> [Given task]: Reproduce every record below exactly as written, but leave out any pictures.

** start of Exercise data **

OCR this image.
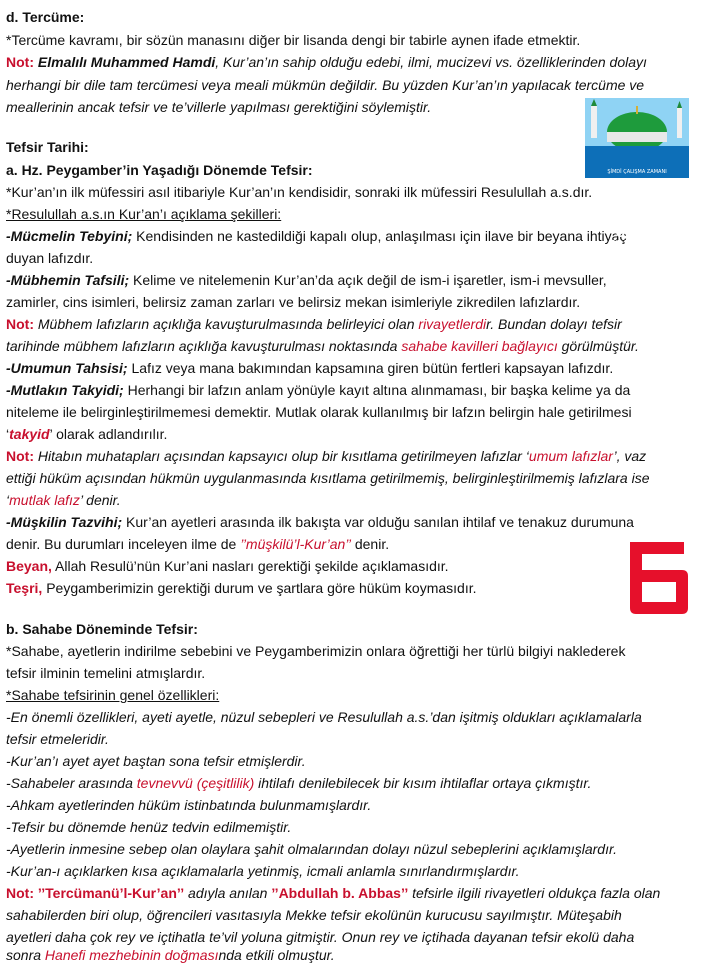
d. Tercüme:
*Tercüme kavramı, bir sözün manasını diğer bir lisanda dengi bir tabirle aynen ifade etmektir.
Not: Elmalılı Muhammed Hamdi, Kur’an’ın sahip olduğu edebi, ilmi, mucizevi vs. özelliklerinden dolayı
herhangi bir dile tam tercümesi veya meali mükmün değildir. Bu yüzden Kur’an’ın yapılacak tercüme ve
meallerinin ancak tefsir ve te’villerle yapılması gerektiğini söylemiştir.
Tefsir Tarihi:
a. Hz. Peygamber’in Yaşadığı Dönemde Tefsir:
*Kur’an’ın ilk müfessiri asıl itibariyle Kur’an’ın kendisidir, sonraki ilk müfessiri Resulullah a.s.dır.
*Resulullah a.s.ın Kur’an’ı açıklama şekilleri:
-Mücmelin Tebyini; Kendisinden ne kastedildiği kapalı olup, anlaşılması için ilave bir beyana ihtiyaç
duyan lafızdır.
-Mübhemin Tafsili; Kelime ve nitelemenin Kur’an’da açık değil de ism-i işaretler, ism-i mevsuller,
zamirler, cins isimleri, belirsiz zaman zarları ve belirsiz mekan isimleriyle zikredilen lafızlardır.
Not: Mübhem lafızların açıklığa kavuşturulmasında belirleyici olan rivayetlerdir. Bundan dolayı tefsir
tarihinde mübhem lafızların açıklığa kavuşturulması noktasında sahabe kavilleri bağlayıcı görülmüştür.
-Umumun Tahsisi; Lafız veya mana bakımından kapsamına giren bütün fertleri kapsayan lafızdır.
-Mutlakın Takyidi; Herhangi bir lafzın anlam yönüyle kayıt altına alınmaması, bir başka kelime ya da
niteleme ile belirginleştirilmemesi demektir. Mutlak olarak kullanılmış bir lafzın belirgin hale getirilmesi
‘takyid’ olarak adlandırılır.
Not: Hitabın muhatapları açısından kapsayıcı olup bir kısıtlama getirilmeyen lafızlar ‘umum lafızlar’, vaz
ettiği hüküm açısından hükmün uygulanmasında kısıtlama getirilmemiş, belirginleştirilmemiş lafızlara ise
‘mutlak lafız’ denir.
-Müşkilin Tazvihi; Kur’an ayetleri arasında ilk bakışta var olduğu sanılan ihtilaf ve tenakuz durumuna
denir. Bu durumları inceleyen ilme de ’’müşkilü’l-Kur’an’’ denir.
Beyan, Allah Resulü’nün Kur’ani nasları gerektiği şekilde açıklamasıdır.
Teşri, Peygamberimizin gerektiği durum ve şartlara göre hüküm koymasıdır.
b. Sahabe Döneminde Tefsir:
*Sahabe, ayetlerin indirilme sebebini ve Peygamberimizin onlara öğrettiği her türlü bilgiyi naklederek
tefsir ilminin temelini atmışlardır.
*Sahabe tefsirinin genel özellikleri:
-En önemli özellikleri, ayeti ayetle, nüzul sebepleri ve Resulullah a.s.’dan işitmiş oldukları açıklamalarla
tefsir etmeleridir.
-Kur’an’ı ayet ayet baştan sona tefsir etmişlerdir.
-Sahabeler arasında tevnevvü (çeşitlilik) ihtilafı denilebilecek bir kısım ihtilaflar ortaya çıkmıştır.
-Ahkam ayetlerinden hüküm istinbatında bulunmamışlardır.
-Tefsir bu dönemde henüz tedvin edilmemiştir.
-Ayetlerin inmesine sebep olan olaylara şahit olmalarından dolayı nüzul sebeplerini açıklamışlardır.
-Kur’an-ı açıklarken kısa açıklamalarla yetinmiş, icmali anlamla sınırlandırmışlardır.
Not: ’’Tercümanü’l-Kur’an’’ adıyla anılan ’’Abdullah b. Abbas’’ tefsirle ilgili rivayetleri oldukça fazla olan
sahabilerden biri olup, öğrencileri vasıtasıyla Mekke tefsir ekolünün kurucusu sayılmıştır. Müteşabih
ayetleri daha çok rey ve içtihatla te’vil yoluna gitmiştir. Onun rey ve içtihada dayanan tefsir ekolü daha
sonra Hanefi mezhebinin doğmasında etkili olmuştur.
ÖKDT
MBSTS
ŞİMDİ ÇALIŞMA ZAMANI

** end of Exercise data **

> [Exercise answer]:
OCR this image.
d. Tercüme:
*Tercüme kavramı, bir sözün manasını diğer bir lisanda dengi bir tabirle aynen ifade etmektir.
Not: Elmalılı Muhammed Hamdi, Kur’an’ın sahip olduğu edebi, ilmi, mucizevi vs. özelliklerinden dolayı
herhangi bir dile tam tercümesi veya meali mükmün değildir. Bu yüzden Kur’an’ın yapılacak tercüme ve
meallerinin ancak tefsir ve te’villerle yapılması gerektiğini söylemiştir.
Tefsir Tarihi:
a. Hz. Peygamber’in Yaşadığı Dönemde Tefsir:
*Kur’an’ın ilk müfessiri asıl itibariyle Kur’an’ın kendisidir, sonraki ilk müfessiri Resulullah a.s.dır.
*Resulullah a.s.ın Kur’an’ı açıklama şekilleri:
-Mücmelin Tebyini; Kendisinden ne kastedildiği kapalı olup, anlaşılması için ilave bir beyana ihtiyaç
duyan lafızdır.
-Mübhemin Tafsili; Kelime ve nitelemenin Kur’an’da açık değil de ism-i işaretler, ism-i mevsuller,
zamirler, cins isimleri, belirsiz zaman zarları ve belirsiz mekan isimleriyle zikredilen lafızlardır.
Not: Mübhem lafızların açıklığa kavuşturulmasında belirleyici olan rivayetlerdir. Bundan dolayı tefsir
tarihinde mübhem lafızların açıklığa kavuşturulması noktasında sahabe kavilleri bağlayıcı görülmüştür.
-Umumun Tahsisi; Lafız veya mana bakımından kapsamına giren bütün fertleri kapsayan lafızdır.
-Mutlakın Takyidi; Herhangi bir lafzın anlam yönüyle kayıt altına alınmaması, bir başka kelime ya da
niteleme ile belirginleştirilmemesi demektir. Mutlak olarak kullanılmış bir lafzın belirgin hale getirilmesi
‘takyid’ olarak adlandırılır.
Not: Hitabın muhatapları açısından kapsayıcı olup bir kısıtlama getirilmeyen lafızlar ‘umum lafızlar’, vaz
ettiği hüküm açısından hükmün uygulanmasında kısıtlama getirilmemiş, belirginleştirilmemiş lafızlara ise
‘mutlak lafız’ denir.
-Müşkilin Tazvihi; Kur’an ayetleri arasında ilk bakışta var olduğu sanılan ihtilaf ve tenakuz durumuna
denir. Bu durumları inceleyen ilme de ’’müşkilü’l-Kur’an’’ denir.
Beyan, Allah Resulü’nün Kur’ani nasları gerektiği şekilde açıklamasıdır.
Teşri, Peygamberimizin gerektiği durum ve şartlara göre hüküm koymasıdır.
b. Sahabe Döneminde Tefsir:
*Sahabe, ayetlerin indirilme sebebini ve Peygamberimizin onlara öğrettiği her türlü bilgiyi naklederek
tefsir ilminin temelini atmışlardır.
*Sahabe tefsirinin genel özellikleri:
-En önemli özellikleri, ayeti ayetle, nüzul sebepleri ve Resulullah a.s.’dan işitmiş oldukları açıklamalarla
tefsir etmeleridir.
-Kur’an’ı ayet ayet baştan sona tefsir etmişlerdir.
-Sahabeler arasında tevnevvü (çeşitlilik) ihtilafı denilebilecek bir kısım ihtilaflar ortaya çıkmıştır.
-Ahkam ayetlerinden hüküm istinbatında bulunmamışlardır.
-Tefsir bu dönemde henüz tedvin edilmemiştir.
-Ayetlerin inmesine sebep olan olaylara şahit olmalarından dolayı nüzul sebeplerini açıklamışlardır.
-Kur’an-ı açıklarken kısa açıklamalarla yetinmiş, icmali anlamla sınırlandırmışlardır.
Not: ’’Tercümanü’l-Kur’an’’ adıyla anılan ’’Abdullah b. Abbas’’ tefsirle ilgili rivayetleri oldukça fazla olan
sahabilerden biri olup, öğrencileri vasıtasıyla Mekke tefsir ekolünün kurucusu sayılmıştır. Müteşabih
ayetleri daha çok rey ve içtihatla te’vil yoluna gitmiştir. Onun rey ve içtihada dayanan tefsir ekolü daha
sonra Hanefi mezhebinin doğmasında etkili olmuştur.
ÖKDT
MBSTS
ŞİMDİ ÇALIŞMA ZAMANI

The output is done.